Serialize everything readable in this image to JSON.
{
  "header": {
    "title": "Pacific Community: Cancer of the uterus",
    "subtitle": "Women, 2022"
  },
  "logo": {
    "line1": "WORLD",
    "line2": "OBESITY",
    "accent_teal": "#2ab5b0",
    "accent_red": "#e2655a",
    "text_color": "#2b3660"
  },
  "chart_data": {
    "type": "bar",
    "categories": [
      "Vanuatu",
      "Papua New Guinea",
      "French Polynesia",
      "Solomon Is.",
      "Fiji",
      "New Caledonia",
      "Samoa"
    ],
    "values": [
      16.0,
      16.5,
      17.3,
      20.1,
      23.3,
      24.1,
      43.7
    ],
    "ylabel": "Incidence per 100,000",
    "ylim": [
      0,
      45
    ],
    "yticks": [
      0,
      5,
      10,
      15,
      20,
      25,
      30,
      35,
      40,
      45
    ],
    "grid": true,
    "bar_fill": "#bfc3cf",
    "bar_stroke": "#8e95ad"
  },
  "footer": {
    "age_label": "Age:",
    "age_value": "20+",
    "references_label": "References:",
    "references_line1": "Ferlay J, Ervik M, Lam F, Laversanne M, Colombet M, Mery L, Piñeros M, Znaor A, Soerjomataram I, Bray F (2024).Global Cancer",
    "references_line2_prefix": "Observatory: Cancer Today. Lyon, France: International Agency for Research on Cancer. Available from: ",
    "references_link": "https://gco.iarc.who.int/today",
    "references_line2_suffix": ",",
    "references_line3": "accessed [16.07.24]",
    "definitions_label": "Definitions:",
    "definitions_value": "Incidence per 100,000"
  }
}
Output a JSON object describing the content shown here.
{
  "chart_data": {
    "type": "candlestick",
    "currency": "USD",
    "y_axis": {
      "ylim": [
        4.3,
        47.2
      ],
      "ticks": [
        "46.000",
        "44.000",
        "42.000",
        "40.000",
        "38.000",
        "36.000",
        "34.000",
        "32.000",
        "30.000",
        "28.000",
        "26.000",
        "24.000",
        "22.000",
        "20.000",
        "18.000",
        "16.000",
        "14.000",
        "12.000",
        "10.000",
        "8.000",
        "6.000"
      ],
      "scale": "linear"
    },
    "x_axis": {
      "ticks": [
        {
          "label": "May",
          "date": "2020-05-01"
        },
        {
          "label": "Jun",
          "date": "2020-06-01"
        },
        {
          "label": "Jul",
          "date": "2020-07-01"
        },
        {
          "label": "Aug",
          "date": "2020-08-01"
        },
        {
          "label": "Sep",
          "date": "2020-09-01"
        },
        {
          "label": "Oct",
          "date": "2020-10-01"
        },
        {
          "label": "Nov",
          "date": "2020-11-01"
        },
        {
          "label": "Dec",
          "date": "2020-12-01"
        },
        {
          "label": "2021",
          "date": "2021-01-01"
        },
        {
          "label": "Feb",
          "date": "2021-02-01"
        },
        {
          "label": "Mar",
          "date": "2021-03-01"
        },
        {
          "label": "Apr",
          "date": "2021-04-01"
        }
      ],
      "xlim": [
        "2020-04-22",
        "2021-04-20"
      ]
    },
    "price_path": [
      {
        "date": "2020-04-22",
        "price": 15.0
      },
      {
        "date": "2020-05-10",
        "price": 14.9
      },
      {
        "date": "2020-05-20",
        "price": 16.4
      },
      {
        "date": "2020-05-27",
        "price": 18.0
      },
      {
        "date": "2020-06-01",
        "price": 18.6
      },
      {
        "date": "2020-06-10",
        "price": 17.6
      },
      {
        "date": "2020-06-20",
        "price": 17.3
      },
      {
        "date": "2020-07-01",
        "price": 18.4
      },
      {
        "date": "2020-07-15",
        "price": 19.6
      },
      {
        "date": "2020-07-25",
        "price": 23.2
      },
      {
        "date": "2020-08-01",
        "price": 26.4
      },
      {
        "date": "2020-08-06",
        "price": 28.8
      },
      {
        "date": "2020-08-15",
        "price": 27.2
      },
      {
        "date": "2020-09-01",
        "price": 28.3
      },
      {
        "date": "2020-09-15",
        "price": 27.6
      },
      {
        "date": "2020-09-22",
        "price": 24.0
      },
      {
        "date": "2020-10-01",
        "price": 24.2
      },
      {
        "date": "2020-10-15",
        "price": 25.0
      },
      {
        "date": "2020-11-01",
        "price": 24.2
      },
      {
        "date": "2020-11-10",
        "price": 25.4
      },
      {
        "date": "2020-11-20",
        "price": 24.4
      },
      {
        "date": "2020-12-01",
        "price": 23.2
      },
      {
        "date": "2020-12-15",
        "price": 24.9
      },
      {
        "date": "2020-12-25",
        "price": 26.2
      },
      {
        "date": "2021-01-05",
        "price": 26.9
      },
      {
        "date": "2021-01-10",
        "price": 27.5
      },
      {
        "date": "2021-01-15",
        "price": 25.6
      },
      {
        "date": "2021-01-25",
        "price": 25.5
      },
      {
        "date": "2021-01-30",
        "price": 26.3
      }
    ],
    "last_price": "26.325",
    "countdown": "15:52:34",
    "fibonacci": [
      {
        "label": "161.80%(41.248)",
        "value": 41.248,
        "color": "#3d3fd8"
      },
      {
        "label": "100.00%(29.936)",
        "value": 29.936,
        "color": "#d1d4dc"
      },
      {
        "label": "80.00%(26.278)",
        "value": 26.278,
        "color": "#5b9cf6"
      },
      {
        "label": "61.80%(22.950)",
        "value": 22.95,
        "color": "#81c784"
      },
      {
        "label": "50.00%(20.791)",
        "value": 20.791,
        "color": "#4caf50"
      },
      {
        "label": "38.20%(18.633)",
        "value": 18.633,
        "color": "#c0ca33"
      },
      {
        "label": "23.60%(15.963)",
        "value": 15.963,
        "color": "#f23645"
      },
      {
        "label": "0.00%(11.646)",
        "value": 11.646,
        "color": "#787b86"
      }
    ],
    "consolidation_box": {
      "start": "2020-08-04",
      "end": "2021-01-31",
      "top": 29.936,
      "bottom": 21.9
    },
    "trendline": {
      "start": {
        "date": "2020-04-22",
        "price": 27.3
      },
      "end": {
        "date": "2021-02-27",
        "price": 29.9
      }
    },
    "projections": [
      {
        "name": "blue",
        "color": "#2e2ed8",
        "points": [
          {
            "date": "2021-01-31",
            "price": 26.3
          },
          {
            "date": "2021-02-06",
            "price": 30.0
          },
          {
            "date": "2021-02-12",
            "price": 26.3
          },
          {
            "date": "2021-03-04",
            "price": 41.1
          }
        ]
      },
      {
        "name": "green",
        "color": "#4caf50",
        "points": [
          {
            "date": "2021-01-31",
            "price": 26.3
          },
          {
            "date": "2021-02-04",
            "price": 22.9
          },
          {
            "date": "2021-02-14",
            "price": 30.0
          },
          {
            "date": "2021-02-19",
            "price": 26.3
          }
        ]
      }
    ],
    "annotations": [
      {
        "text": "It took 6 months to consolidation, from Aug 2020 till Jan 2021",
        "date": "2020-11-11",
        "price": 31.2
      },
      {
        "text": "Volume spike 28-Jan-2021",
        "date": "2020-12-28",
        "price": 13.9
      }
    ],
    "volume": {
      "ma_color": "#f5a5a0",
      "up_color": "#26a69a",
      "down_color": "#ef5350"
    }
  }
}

——————————

**What the task asks:**
Copy the material above, line for line.

**Answer to the task:**
Serialize everything readable in this image to JSON.
{
  "header": {
    "title": "Pacific Community: Cancer of the uterus",
    "subtitle": "Women, 2022"
  },
  "logo": {
    "line1": "WORLD",
    "line2": "OBESITY",
    "accent_teal": "#2ab5b0",
    "accent_red": "#e2655a",
    "text_color": "#2b3660"
  },
  "chart_data": {
    "type": "bar",
    "categories": [
      "Vanuatu",
      "Papua New Guinea",
      "French Polynesia",
      "Solomon Is.",
      "Fiji",
      "New Caledonia",
      "Samoa"
    ],
    "values": [
      16.0,
      16.5,
      17.3,
      20.1,
      23.3,
      24.1,
      43.7
    ],
    "ylabel": "Incidence per 100,000",
    "ylim": [
      0,
      45
    ],
    "yticks": [
      0,
      5,
      10,
      15,
      20,
      25,
      30,
      35,
      40,
      45
    ],
    "grid": true,
    "bar_fill": "#bfc3cf",
    "bar_stroke": "#8e95ad"
  },
  "footer": {
    "age_label": "Age:",
    "age_value": "20+",
    "references_label": "References:",
    "references_line1": "Ferlay J, Ervik M, Lam F, Laversanne M, Colombet M, Mery L, Piñeros M, Znaor A, Soerjomataram I, Bray F (2024).Global Cancer",
    "references_line2_prefix": "Observatory: Cancer Today. Lyon, France: International Agency for Research on Cancer. Available from: ",
    "references_link": "https://gco.iarc.who.int/today",
    "references_line2_suffix": ",",
    "references_line3": "accessed [16.07.24]",
    "definitions_label": "Definitions:",
    "definitions_value": "Incidence per 100,000"
  }
}
Output a JSON object describing the content shown here.
{
  "chart_data": {
    "type": "candlestick",
    "currency": "USD",
    "y_axis": {
      "ylim": [
        4.3,
        47.2
      ],
      "ticks": [
        "46.000",
        "44.000",
        "42.000",
        "40.000",
        "38.000",
        "36.000",
        "34.000",
        "32.000",
        "30.000",
        "28.000",
        "26.000",
        "24.000",
        "22.000",
        "20.000",
        "18.000",
        "16.000",
        "14.000",
        "12.000",
        "10.000",
        "8.000",
        "6.000"
      ],
      "scale": "linear"
    },
    "x_axis": {
      "ticks": [
        {
          "label": "May",
          "date": "2020-05-01"
        },
        {
          "label": "Jun",
          "date": "2020-06-01"
        },
        {
          "label": "Jul",
          "date": "2020-07-01"
        },
        {
          "label": "Aug",
          "date": "2020-08-01"
        },
        {
          "label": "Sep",
          "date": "2020-09-01"
        },
        {
          "label": "Oct",
          "date": "2020-10-01"
        },
        {
          "label": "Nov",
          "date": "2020-11-01"
        },
        {
          "label": "Dec",
          "date": "2020-12-01"
        },
        {
          "label": "2021",
          "date": "2021-01-01"
        },
        {
          "label": "Feb",
          "date": "2021-02-01"
        },
        {
          "label": "Mar",
          "date": "2021-03-01"
        },
        {
          "label": "Apr",
          "date": "2021-04-01"
        }
      ],
      "xlim": [
        "2020-04-22",
        "2021-04-20"
      ]
    },
    "price_path": [
      {
        "date": "2020-04-22",
        "price": 15.0
      },
      {
        "date": "2020-05-10",
        "price": 14.9
      },
      {
        "date": "2020-05-20",
        "price": 16.4
      },
      {
        "date": "2020-05-27",
        "price": 18.0
      },
      {
        "date": "2020-06-01",
        "price": 18.6
      },
      {
        "date": "2020-06-10",
        "price": 17.6
      },
      {
        "date": "2020-06-20",
        "price": 17.3
      },
      {
        "date": "2020-07-01",
        "price": 18.4
      },
      {
        "date": "2020-07-15",
        "price": 19.6
      },
      {
        "date": "2020-07-25",
        "price": 23.2
      },
      {
        "date": "2020-08-01",
        "price": 26.4
      },
      {
        "date": "2020-08-06",
        "price": 28.8
      },
      {
        "date": "2020-08-15",
        "price": 27.2
      },
      {
        "date": "2020-09-01",
        "price": 28.3
      },
      {
        "date": "2020-09-15",
        "price": 27.6
      },
      {
        "date": "2020-09-22",
        "price": 24.0
      },
      {
        "date": "2020-10-01",
        "price": 24.2
      },
      {
        "date": "2020-10-15",
        "price": 25.0
      },
      {
        "date": "2020-11-01",
        "price": 24.2
      },
      {
        "date": "2020-11-10",
        "price": 25.4
      },
      {
        "date": "2020-11-20",
        "price": 24.4
      },
      {
        "date": "2020-12-01",
        "price": 23.2
      },
      {
        "date": "2020-12-15",
        "price": 24.9
      },
      {
        "date": "2020-12-25",
        "price": 26.2
      },
      {
        "date": "2021-01-05",
        "price": 26.9
      },
      {
        "date": "2021-01-10",
        "price": 27.5
      },
      {
        "date": "2021-01-15",
        "price": 25.6
      },
      {
        "date": "2021-01-25",
        "price": 25.5
      },
      {
        "date": "2021-01-30",
        "price": 26.3
      }
    ],
    "last_price": "26.325",
    "countdown": "15:52:34",
    "fibonacci": [
      {
        "label": "161.80%(41.248)",
        "value": 41.248,
        "color": "#3d3fd8"
      },
      {
        "label": "100.00%(29.936)",
        "value": 29.936,
        "color": "#d1d4dc"
      },
      {
        "label": "80.00%(26.278)",
        "value": 26.278,
        "color": "#5b9cf6"
      },
      {
        "label": "61.80%(22.950)",
        "value": 22.95,
        "color": "#81c784"
      },
      {
        "label": "50.00%(20.791)",
        "value": 20.791,
        "color": "#4caf50"
      },
      {
        "label": "38.20%(18.633)",
        "value": 18.633,
        "color": "#c0ca33"
      },
      {
        "label": "23.60%(15.963)",
        "value": 15.963,
        "color": "#f23645"
      },
      {
        "label": "0.00%(11.646)",
        "value": 11.646,
        "color": "#787b86"
      }
    ],
    "consolidation_box": {
      "start": "2020-08-04",
      "end": "2021-01-31",
      "top": 29.936,
      "bottom": 21.9
    },
    "trendline": {
      "start": {
        "date": "2020-04-22",
        "price": 27.3
      },
      "end": {
        "date": "2021-02-27",
        "price": 29.9
      }
    },
    "projections": [
      {
        "name": "blue",
        "color": "#2e2ed8",
        "points": [
          {
            "date": "2021-01-31",
            "price": 26.3
          },
          {
            "date": "2021-02-06",
            "price": 30.0
          },
          {
            "date": "2021-02-12",
            "price": 26.3
          },
          {
            "date": "2021-03-04",
            "price": 41.1
          }
        ]
      },
      {
        "name": "green",
        "color": "#4caf50",
        "points": [
          {
            "date": "2021-01-31",
            "price": 26.3
          },
          {
            "date": "2021-02-04",
            "price": 22.9
          },
          {
            "date": "2021-02-14",
            "price": 30.0
          },
          {
            "date": "2021-02-19",
            "price": 26.3
          }
        ]
      }
    ],
    "annotations": [
      {
        "text": "It took 6 months to consolidation, from Aug 2020 till Jan 2021",
        "date": "2020-11-11",
        "price": 31.2
      },
      {
        "text": "Volume spike 28-Jan-2021",
        "date": "2020-12-28",
        "price": 13.9
      }
    ],
    "volume": {
      "ma_color": "#f5a5a0",
      "up_color": "#26a69a",
      "down_color": "#ef5350"
    }
  }
}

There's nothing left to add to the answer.